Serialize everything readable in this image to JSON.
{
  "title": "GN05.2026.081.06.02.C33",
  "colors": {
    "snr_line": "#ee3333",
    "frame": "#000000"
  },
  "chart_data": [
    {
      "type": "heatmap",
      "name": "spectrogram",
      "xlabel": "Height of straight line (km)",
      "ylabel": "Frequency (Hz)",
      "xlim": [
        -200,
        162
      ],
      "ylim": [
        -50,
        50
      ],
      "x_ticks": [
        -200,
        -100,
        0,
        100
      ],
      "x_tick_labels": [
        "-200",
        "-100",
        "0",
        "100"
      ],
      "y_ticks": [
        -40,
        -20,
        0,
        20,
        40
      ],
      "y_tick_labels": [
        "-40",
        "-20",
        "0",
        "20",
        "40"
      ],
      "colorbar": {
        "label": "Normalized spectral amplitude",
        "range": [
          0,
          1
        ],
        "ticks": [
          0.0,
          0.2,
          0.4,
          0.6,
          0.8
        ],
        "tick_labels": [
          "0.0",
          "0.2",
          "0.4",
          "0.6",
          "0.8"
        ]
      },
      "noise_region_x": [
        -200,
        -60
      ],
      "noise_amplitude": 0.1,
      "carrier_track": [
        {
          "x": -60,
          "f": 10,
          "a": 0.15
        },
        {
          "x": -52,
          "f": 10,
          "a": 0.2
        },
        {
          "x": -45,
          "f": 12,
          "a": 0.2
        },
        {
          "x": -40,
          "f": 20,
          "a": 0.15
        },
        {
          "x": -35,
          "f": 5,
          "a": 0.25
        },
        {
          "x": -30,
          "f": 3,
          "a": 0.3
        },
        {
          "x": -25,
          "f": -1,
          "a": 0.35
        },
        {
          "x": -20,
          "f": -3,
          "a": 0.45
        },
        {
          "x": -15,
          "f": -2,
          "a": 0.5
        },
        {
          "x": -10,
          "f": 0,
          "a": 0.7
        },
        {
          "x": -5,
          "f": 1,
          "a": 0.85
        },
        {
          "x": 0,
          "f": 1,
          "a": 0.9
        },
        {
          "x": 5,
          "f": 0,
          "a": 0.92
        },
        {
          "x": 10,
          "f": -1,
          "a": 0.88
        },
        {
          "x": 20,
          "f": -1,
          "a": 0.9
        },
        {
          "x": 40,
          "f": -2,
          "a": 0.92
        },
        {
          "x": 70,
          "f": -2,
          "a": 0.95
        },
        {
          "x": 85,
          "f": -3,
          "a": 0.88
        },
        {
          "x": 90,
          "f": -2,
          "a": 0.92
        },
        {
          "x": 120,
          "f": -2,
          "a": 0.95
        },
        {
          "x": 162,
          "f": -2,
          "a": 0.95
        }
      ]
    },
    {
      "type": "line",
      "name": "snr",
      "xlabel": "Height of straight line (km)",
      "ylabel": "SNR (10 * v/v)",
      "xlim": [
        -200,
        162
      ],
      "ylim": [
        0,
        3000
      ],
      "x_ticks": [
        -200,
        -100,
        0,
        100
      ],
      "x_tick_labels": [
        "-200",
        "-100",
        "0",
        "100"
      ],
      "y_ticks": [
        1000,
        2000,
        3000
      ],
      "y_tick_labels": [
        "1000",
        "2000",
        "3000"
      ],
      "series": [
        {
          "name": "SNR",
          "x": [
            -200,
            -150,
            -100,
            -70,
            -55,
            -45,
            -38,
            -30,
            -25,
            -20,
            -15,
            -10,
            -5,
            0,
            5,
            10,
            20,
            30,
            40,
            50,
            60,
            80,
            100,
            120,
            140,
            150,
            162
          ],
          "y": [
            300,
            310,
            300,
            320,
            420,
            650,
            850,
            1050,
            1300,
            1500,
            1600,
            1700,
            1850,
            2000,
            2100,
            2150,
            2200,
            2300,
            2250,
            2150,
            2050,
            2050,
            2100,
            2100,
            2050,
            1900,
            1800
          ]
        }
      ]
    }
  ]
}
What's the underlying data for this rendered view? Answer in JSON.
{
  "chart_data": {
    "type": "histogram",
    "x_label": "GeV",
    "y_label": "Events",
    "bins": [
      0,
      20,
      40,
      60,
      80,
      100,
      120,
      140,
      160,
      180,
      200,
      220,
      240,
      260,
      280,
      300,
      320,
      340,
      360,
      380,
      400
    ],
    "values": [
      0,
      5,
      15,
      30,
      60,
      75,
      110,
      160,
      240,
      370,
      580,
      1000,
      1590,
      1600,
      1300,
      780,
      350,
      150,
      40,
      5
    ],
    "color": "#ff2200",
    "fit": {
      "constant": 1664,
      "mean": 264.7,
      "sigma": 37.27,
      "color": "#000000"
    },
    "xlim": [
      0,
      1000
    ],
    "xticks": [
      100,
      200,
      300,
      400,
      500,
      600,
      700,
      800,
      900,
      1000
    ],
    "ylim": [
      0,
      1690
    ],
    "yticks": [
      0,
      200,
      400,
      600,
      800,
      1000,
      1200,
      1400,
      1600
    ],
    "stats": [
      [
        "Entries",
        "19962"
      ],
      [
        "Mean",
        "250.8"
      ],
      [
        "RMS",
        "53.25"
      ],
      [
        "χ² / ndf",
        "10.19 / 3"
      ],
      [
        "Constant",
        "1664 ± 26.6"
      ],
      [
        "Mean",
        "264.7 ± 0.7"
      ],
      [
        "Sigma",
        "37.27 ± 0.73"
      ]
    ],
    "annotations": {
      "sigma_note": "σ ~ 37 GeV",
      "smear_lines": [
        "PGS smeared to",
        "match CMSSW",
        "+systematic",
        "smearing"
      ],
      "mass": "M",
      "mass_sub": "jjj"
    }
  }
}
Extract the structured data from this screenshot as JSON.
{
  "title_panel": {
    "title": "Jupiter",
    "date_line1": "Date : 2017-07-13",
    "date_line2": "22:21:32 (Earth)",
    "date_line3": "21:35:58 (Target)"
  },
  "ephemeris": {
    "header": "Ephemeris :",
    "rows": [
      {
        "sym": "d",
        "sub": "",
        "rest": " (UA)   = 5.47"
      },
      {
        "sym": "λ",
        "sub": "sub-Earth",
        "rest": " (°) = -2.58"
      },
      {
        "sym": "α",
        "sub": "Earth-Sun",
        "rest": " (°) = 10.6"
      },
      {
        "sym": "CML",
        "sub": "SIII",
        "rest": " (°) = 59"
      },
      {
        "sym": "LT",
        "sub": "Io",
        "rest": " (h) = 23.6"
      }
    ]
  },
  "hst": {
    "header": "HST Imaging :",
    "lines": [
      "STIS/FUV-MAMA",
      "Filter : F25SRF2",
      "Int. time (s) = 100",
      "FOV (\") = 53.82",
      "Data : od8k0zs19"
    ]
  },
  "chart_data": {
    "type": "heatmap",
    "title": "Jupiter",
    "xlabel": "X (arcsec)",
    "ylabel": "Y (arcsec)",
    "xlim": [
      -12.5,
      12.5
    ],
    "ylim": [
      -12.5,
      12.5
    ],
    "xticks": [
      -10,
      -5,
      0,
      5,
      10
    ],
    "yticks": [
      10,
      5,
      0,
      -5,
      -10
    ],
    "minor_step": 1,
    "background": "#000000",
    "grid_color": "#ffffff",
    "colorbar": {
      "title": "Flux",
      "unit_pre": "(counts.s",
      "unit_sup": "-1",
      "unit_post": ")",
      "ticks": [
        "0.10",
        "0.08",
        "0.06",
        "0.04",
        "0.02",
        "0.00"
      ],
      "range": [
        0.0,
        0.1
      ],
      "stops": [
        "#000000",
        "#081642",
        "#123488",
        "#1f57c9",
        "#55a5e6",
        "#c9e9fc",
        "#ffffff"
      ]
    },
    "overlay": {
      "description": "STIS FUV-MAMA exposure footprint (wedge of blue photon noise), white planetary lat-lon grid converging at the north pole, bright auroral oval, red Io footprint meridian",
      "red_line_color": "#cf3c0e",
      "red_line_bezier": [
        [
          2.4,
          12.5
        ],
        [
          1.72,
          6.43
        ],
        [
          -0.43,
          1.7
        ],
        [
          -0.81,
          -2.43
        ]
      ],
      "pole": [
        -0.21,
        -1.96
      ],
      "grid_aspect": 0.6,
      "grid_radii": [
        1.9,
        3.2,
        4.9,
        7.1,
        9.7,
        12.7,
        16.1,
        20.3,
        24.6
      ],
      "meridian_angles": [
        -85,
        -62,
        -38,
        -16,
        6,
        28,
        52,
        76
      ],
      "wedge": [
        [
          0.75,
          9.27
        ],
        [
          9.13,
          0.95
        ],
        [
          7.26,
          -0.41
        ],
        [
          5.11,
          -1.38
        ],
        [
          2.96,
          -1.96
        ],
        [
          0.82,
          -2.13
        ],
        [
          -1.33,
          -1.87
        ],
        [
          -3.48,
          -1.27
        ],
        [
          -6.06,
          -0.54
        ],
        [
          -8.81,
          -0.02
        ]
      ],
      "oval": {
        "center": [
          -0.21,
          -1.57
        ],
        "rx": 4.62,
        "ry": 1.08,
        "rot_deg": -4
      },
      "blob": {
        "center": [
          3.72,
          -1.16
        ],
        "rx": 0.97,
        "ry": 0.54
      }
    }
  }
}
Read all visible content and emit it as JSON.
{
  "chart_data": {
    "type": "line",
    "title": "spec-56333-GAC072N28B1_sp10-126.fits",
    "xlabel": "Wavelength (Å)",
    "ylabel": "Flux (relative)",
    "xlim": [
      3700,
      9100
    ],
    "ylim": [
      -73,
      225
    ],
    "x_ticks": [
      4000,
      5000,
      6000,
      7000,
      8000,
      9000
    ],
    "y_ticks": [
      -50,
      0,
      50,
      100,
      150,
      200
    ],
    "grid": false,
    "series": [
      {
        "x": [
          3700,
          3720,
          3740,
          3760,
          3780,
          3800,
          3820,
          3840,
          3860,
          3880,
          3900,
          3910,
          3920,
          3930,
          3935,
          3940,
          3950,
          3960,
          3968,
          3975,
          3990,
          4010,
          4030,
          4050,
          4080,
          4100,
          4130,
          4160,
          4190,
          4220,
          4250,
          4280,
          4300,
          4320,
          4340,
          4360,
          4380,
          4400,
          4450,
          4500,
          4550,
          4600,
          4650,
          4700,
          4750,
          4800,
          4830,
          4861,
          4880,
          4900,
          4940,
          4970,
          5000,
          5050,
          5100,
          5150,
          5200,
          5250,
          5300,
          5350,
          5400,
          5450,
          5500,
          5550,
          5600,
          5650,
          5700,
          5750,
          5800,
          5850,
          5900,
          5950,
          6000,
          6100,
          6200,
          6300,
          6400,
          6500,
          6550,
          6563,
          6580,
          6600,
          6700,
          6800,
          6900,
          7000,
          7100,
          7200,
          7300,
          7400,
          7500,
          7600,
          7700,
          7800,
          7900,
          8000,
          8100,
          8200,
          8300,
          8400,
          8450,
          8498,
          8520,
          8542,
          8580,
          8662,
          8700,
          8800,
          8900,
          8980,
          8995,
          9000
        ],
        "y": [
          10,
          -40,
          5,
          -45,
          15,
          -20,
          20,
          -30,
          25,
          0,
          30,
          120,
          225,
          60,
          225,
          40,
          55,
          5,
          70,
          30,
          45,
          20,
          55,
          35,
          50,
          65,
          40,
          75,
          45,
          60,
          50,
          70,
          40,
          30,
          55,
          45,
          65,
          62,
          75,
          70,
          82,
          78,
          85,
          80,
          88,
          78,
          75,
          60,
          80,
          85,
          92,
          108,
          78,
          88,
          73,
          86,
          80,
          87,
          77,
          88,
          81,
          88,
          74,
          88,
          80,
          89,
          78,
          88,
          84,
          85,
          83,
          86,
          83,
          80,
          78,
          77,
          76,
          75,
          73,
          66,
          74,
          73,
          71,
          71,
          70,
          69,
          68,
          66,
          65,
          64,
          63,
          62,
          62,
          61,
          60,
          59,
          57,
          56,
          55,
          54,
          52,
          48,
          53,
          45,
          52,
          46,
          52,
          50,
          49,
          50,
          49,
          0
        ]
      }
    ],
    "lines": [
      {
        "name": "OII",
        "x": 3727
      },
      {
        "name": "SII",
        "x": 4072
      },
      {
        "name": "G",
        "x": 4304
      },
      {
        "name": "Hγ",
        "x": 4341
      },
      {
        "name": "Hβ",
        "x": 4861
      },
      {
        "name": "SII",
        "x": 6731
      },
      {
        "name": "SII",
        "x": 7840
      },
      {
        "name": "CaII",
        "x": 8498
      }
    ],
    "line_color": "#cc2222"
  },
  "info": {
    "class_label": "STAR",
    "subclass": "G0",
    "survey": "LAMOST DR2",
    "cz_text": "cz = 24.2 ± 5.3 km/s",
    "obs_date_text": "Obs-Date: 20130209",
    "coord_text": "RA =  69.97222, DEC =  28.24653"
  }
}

■ ■ ■ ■

What you should do —
State how many lines of the material contain the string "Earth", with no other words.

Completed task —
3